#### Stated problem:
Only lines with the word "will" are needed; collect each of them from the listing below.

____ Material for the task

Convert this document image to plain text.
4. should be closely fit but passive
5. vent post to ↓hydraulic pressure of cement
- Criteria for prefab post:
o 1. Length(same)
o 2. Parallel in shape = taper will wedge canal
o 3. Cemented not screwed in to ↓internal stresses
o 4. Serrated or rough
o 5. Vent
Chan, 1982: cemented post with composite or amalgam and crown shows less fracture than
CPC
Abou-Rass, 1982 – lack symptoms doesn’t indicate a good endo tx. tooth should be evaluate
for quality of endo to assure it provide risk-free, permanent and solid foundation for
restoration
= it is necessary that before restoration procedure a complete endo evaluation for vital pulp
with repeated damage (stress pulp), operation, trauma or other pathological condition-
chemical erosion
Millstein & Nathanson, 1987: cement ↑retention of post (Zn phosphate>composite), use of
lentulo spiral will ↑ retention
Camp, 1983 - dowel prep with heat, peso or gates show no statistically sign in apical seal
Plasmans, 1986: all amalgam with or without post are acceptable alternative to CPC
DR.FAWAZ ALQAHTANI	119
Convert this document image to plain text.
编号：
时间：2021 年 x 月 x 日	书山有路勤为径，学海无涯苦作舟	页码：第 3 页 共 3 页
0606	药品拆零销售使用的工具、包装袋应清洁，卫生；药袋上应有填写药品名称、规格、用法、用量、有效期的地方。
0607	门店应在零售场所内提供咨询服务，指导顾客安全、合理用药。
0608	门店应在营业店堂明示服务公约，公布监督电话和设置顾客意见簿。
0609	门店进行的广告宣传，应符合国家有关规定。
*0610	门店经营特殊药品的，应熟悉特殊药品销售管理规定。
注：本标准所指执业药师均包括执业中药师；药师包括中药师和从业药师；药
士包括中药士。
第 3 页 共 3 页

________

#### Result of the exercise:
o 2. Parallel in shape = taper will wedge canal
lentulo spiral will ↑ retention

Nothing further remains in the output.